- _GIVEN TASK_: Lay out every line of the entries below as a JSON list of strings, one string per line, with blank lines omitted. Leave the pictures out of the list.

** START EXERCISE INPUT **

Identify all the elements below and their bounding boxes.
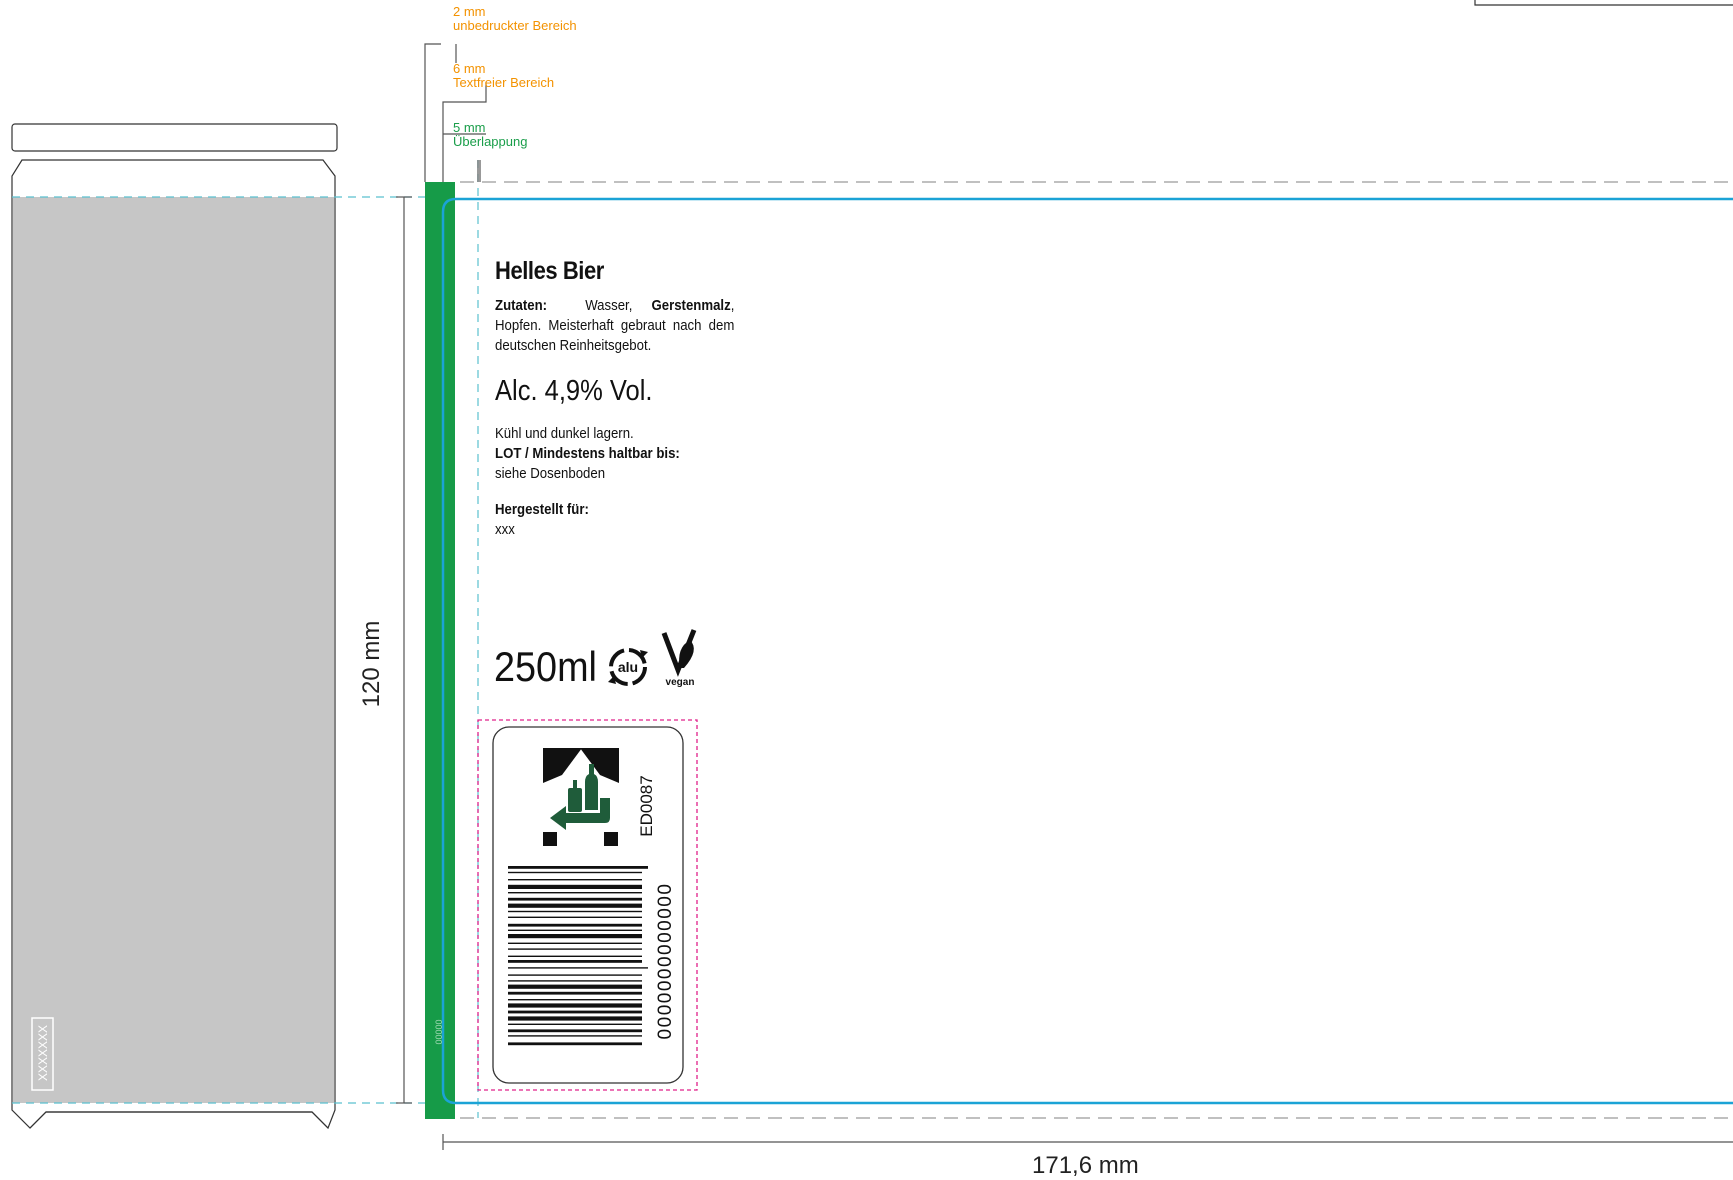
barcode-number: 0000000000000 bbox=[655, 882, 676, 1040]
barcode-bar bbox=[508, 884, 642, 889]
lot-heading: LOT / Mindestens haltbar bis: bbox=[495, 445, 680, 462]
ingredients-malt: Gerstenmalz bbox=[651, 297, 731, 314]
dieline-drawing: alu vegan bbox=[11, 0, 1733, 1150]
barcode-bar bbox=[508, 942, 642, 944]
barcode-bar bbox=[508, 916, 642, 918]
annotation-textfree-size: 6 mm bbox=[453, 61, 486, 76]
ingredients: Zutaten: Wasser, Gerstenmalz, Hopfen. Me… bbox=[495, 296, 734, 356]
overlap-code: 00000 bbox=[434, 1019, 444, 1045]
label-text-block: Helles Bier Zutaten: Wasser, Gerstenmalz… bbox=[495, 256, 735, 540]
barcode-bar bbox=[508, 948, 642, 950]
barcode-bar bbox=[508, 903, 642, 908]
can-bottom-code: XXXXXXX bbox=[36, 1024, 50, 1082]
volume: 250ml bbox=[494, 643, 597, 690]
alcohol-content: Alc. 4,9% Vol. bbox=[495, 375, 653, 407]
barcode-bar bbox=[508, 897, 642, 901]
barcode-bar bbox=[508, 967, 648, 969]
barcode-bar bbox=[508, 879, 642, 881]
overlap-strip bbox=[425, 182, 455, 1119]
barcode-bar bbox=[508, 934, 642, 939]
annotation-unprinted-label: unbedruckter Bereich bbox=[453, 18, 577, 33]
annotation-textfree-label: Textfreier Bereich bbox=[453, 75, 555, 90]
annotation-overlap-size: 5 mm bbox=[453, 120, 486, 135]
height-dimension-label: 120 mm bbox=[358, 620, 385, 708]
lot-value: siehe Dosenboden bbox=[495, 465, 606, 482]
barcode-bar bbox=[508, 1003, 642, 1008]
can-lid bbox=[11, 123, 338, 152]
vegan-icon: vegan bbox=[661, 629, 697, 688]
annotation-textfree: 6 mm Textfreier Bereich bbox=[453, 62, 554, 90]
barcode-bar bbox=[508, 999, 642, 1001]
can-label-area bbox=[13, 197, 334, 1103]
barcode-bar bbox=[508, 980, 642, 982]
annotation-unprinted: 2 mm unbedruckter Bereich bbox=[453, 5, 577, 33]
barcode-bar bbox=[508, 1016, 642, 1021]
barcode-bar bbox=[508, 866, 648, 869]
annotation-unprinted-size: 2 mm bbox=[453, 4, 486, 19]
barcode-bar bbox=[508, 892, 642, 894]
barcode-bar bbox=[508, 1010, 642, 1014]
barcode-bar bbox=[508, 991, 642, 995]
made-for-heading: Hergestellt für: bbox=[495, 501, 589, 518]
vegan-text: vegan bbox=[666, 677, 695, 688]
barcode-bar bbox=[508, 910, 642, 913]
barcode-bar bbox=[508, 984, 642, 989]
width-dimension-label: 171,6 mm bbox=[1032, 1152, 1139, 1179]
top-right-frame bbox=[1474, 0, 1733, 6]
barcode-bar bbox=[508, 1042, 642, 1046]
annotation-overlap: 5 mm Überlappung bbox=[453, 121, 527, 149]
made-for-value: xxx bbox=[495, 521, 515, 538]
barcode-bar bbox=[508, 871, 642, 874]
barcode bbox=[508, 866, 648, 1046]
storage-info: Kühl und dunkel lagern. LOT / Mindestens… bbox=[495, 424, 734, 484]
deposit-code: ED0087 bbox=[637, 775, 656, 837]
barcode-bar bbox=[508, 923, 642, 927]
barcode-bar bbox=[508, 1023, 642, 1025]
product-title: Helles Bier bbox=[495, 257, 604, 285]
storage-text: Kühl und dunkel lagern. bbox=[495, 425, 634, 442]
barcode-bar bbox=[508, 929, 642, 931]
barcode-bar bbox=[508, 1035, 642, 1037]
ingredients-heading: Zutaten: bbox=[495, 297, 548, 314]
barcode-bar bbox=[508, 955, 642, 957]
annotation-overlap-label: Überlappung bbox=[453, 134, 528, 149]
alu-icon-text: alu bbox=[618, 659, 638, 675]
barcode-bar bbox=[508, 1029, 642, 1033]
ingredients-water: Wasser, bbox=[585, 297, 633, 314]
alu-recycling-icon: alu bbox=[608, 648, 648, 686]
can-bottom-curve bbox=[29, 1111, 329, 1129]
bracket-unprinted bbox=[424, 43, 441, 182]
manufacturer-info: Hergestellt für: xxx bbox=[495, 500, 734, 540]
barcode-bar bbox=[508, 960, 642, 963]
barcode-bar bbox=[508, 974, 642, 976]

** END EXERCISE INPUT **

- _FINAL ANSWER_:
[
  "Identify all the elements below and their bounding boxes.",
  "barcode-number: 0000000000000 bbox=[655, 882, 676, 1040]",
  "barcode-bar bbox=[508, 884, 642, 889]",
  "lot-heading: LOT / Mindestens haltbar bis: bbox=[495, 445, 680, 462]",
  "ingredients-malt: Gerstenmalz bbox=[651, 297, 731, 314]",
  "dieline-drawing: alu vegan bbox=[11, 0, 1733, 1150]",
  "barcode-bar bbox=[508, 942, 642, 944]",
  "barcode-bar bbox=[508, 916, 642, 918]",
  "annotation-textfree-size: 6 mm bbox=[453, 61, 486, 76]",
  "ingredients: Zutaten: Wasser, Gerstenmalz, Hopfen. Me… bbox=[495, 296, 734, 356]",
  "overlap-code: 00000 bbox=[434, 1019, 444, 1045]",
  "label-text-block: Helles Bier Zutaten: Wasser, Gerstenmalz… bbox=[495, 256, 735, 540]",
  "barcode-bar bbox=[508, 948, 642, 950]",
  "barcode-bar bbox=[508, 903, 642, 908]",
  "can-bottom-code: XXXXXXX bbox=[36, 1024, 50, 1082]",
  "volume: 250ml bbox=[494, 643, 597, 690]",
  "alcohol-content: Alc. 4,9% Vol. bbox=[495, 375, 653, 407]",
  "barcode-bar bbox=[508, 897, 642, 901]",
  "barcode-bar bbox=[508, 967, 648, 969]",
  "barcode-bar bbox=[508, 879, 642, 881]",
  "overlap-strip bbox=[425, 182, 455, 1119]",
  "barcode-bar bbox=[508, 934, 642, 939]",
  "annotation-unprinted-label: unbedruckter Bereich bbox=[453, 18, 577, 33]",
  "annotation-textfree-label: Textfreier Bereich bbox=[453, 75, 555, 90]",
  "annotation-overlap-size: 5 mm bbox=[453, 120, 486, 135]",
  "height-dimension-label: 120 mm bbox=[358, 620, 385, 708]",
  "lot-value: siehe Dosenboden bbox=[495, 465, 606, 482]",
  "barcode-bar bbox=[508, 1003, 642, 1008]",
  "can-lid bbox=[11, 123, 338, 152]",
  "vegan-icon: vegan bbox=[661, 629, 697, 688]",
  "annotation-textfree: 6 mm Textfreier Bereich bbox=[453, 62, 554, 90]",
  "barcode-bar bbox=[508, 999, 642, 1001]",
  "can-label-area bbox=[13, 197, 334, 1103]",
  "barcode-bar bbox=[508, 980, 642, 982]",
  "annotation-unprinted: 2 mm unbedruckter Bereich bbox=[453, 5, 577, 33]",
  "barcode-bar bbox=[508, 1016, 642, 1021]",
  "barcode-bar bbox=[508, 866, 648, 869]",
  "annotation-unprinted-size: 2 mm bbox=[453, 4, 486, 19]",
  "barcode-bar bbox=[508, 892, 642, 894]",
  "barcode-bar bbox=[508, 1010, 642, 1014]",
  "barcode-bar bbox=[508, 991, 642, 995]",
  "made-for-heading: Hergestellt für: bbox=[495, 501, 589, 518]",
  "vegan-text: vegan bbox=[666, 677, 695, 688]",
  "barcode-bar bbox=[508, 910, 642, 913]",
  "barcode-bar bbox=[508, 984, 642, 989]",
  "width-dimension-label: 171,6 mm bbox=[1032, 1152, 1139, 1179]",
  "top-right-frame bbox=[1474, 0, 1733, 6]",
  "barcode-bar bbox=[508, 1042, 642, 1046]",
  "annotation-overlap: 5 mm Überlappung bbox=[453, 121, 527, 149]",
  "made-for-value: xxx bbox=[495, 521, 515, 538]",
  "barcode-bar bbox=[508, 871, 642, 874]",
  "barcode bbox=[508, 866, 648, 1046]",
  "storage-info: Kühl und dunkel lagern. LOT / Mindestens… bbox=[495, 424, 734, 484]",
  "deposit-code: ED0087 bbox=[637, 775, 656, 837]",
  "barcode-bar bbox=[508, 923, 642, 927]",
  "barcode-bar bbox=[508, 1023, 642, 1025]",
  "product-title: Helles Bier bbox=[495, 257, 604, 285]",
  "storage-text: Kühl und dunkel lagern. bbox=[495, 425, 634, 442]",
  "barcode-bar bbox=[508, 929, 642, 931]",
  "barcode-bar bbox=[508, 1035, 642, 1037]",
  "ingredients-heading: Zutaten: bbox=[495, 297, 548, 314]",
  "barcode-bar bbox=[508, 955, 642, 957]",
  "annotation-overlap-label: Überlappung bbox=[453, 134, 528, 149]",
  "alu-icon-text: alu bbox=[618, 659, 638, 675]",
  "barcode-bar bbox=[508, 1029, 642, 1033]",
  "ingredients-water: Wasser, bbox=[585, 297, 633, 314]",
  "alu-recycling-icon: alu bbox=[608, 648, 648, 686]",
  "can-bottom-curve bbox=[29, 1111, 329, 1129]",
  "bracket-unprinted bbox=[424, 43, 441, 182]",
  "manufacturer-info: Hergestellt für: xxx bbox=[495, 500, 734, 540]",
  "barcode-bar bbox=[508, 960, 642, 963]",
  "barcode-bar bbox=[508, 974, 642, 976]"
]